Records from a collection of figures
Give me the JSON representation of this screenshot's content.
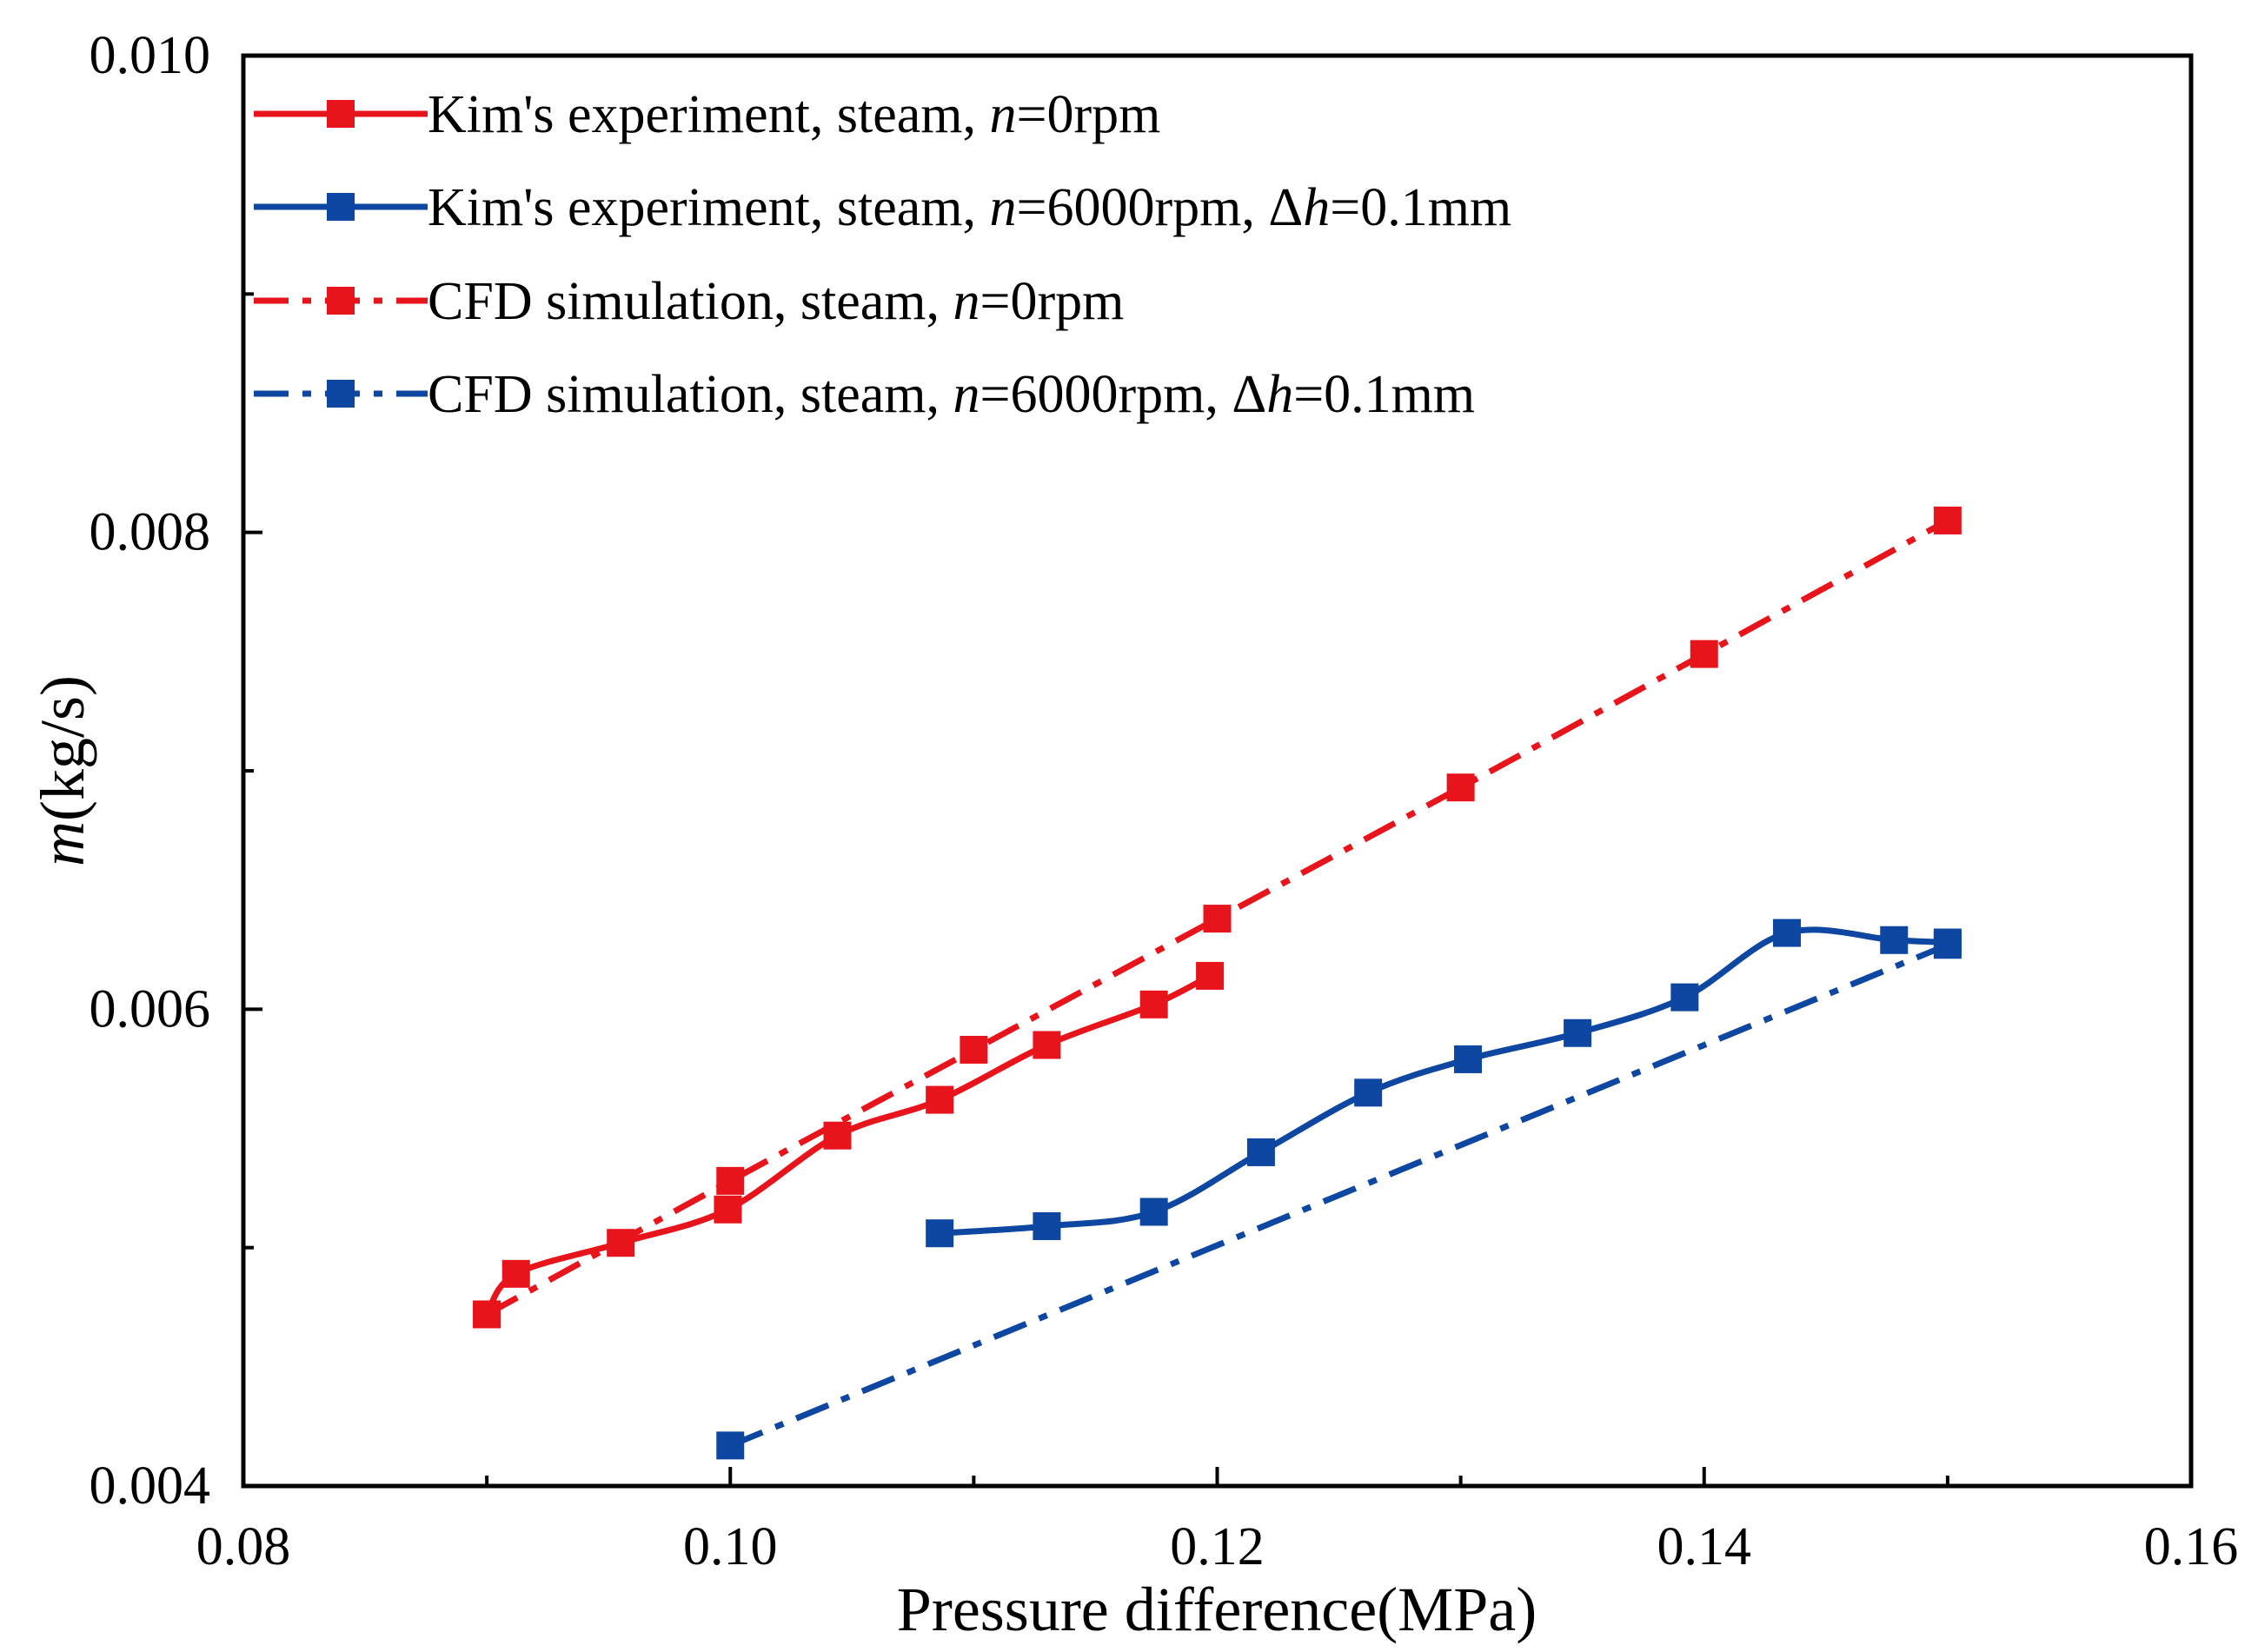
{
  "chart_data": {
    "type": "line",
    "title": "",
    "xlabel": "Pressure difference(MPa)",
    "ylabel": {
      "var": "m",
      "unit": "(kg/s)"
    },
    "xlim": [
      0.08,
      0.16
    ],
    "ylim": [
      0.004,
      0.01
    ],
    "x_major_ticks": [
      0.08,
      0.1,
      0.12,
      0.14,
      0.16
    ],
    "x_tick_labels": [
      "0.08",
      "0.10",
      "0.12",
      "0.14",
      "0.16"
    ],
    "x_minor_ticks": [
      0.09,
      0.11,
      0.13,
      0.15
    ],
    "y_major_ticks": [
      0.004,
      0.006,
      0.008,
      0.01
    ],
    "y_tick_labels": [
      "0.004",
      "0.006",
      "0.008",
      "0.010"
    ],
    "y_minor_ticks": [
      0.005,
      0.007,
      0.009
    ],
    "grid": false,
    "legend_position": "top-left",
    "series": [
      {
        "name": "Kim's experiment, steam, n=0rpm",
        "legend": {
          "pre": "Kim's experiment, steam, ",
          "var1": "n",
          "mid": "=0rpm",
          "var2": "",
          "post": ""
        },
        "color": "#e8141c",
        "style": "solid",
        "x": [
          0.09,
          0.0912,
          0.0955,
          0.0999,
          0.1044,
          0.1086,
          0.113,
          0.1174,
          0.1197
        ],
        "y": [
          0.00472,
          0.00489,
          0.00502,
          0.00516,
          0.00547,
          0.00562,
          0.00585,
          0.00602,
          0.00614
        ]
      },
      {
        "name": "Kim's experiment, steam, n=6000rpm, Δh=0.1mm",
        "legend": {
          "pre": "Kim's experiment, steam, ",
          "var1": "n",
          "mid": "=6000rpm, Δ",
          "var2": "h",
          "post": "=0.1mm"
        },
        "color": "#0d47a1",
        "style": "solid",
        "x": [
          0.1086,
          0.113,
          0.1174,
          0.1218,
          0.1262,
          0.1303,
          0.1348,
          0.1392,
          0.1434,
          0.1478,
          0.15
        ],
        "y": [
          0.00506,
          0.00509,
          0.00515,
          0.0054,
          0.00565,
          0.00579,
          0.0059,
          0.00605,
          0.00632,
          0.00629,
          0.00628
        ]
      },
      {
        "name": "CFD simulation, steam, n=0rpm",
        "legend": {
          "pre": "CFD simulation, steam, ",
          "var1": "n",
          "mid": "=0rpm",
          "var2": "",
          "post": ""
        },
        "color": "#e8141c",
        "style": "dashdot",
        "x": [
          0.09,
          0.1,
          0.11,
          0.12,
          0.13,
          0.14,
          0.15
        ],
        "y": [
          0.00472,
          0.00528,
          0.00583,
          0.00638,
          0.00693,
          0.00749,
          0.00805
        ]
      },
      {
        "name": "CFD simulation, steam, n=6000rpm, Δh=0.1mm",
        "legend": {
          "pre": "CFD simulation, steam, ",
          "var1": "n",
          "mid": "=6000rpm, Δ",
          "var2": "h",
          "post": "=0.1mm"
        },
        "color": "#0d47a1",
        "style": "dashdot",
        "x": [
          0.1,
          0.15
        ],
        "y": [
          0.00417,
          0.00627
        ]
      }
    ]
  }
}
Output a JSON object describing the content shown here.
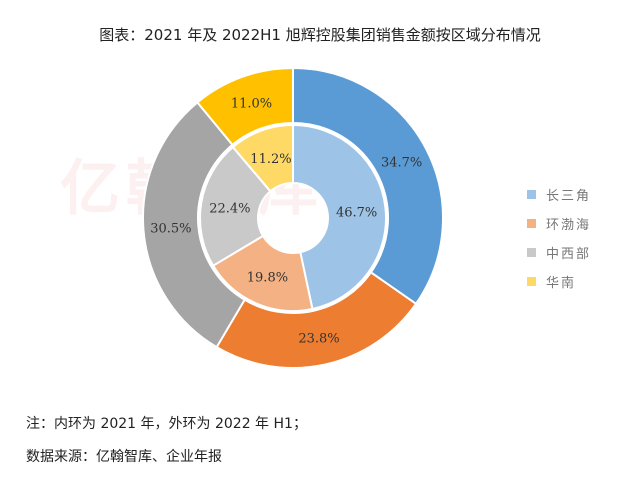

## Required task:
From the data above, pick out each line containing "simulation" and copy it.

## Expected answer:
        "name": "CFD simulation, steam, n=0rpm",
          "pre": "CFD simulation, steam, ",
        "name": "CFD simulation, steam, n=6000rpm, Δh=0.1mm",
          "pre": "CFD simulation, steam, ",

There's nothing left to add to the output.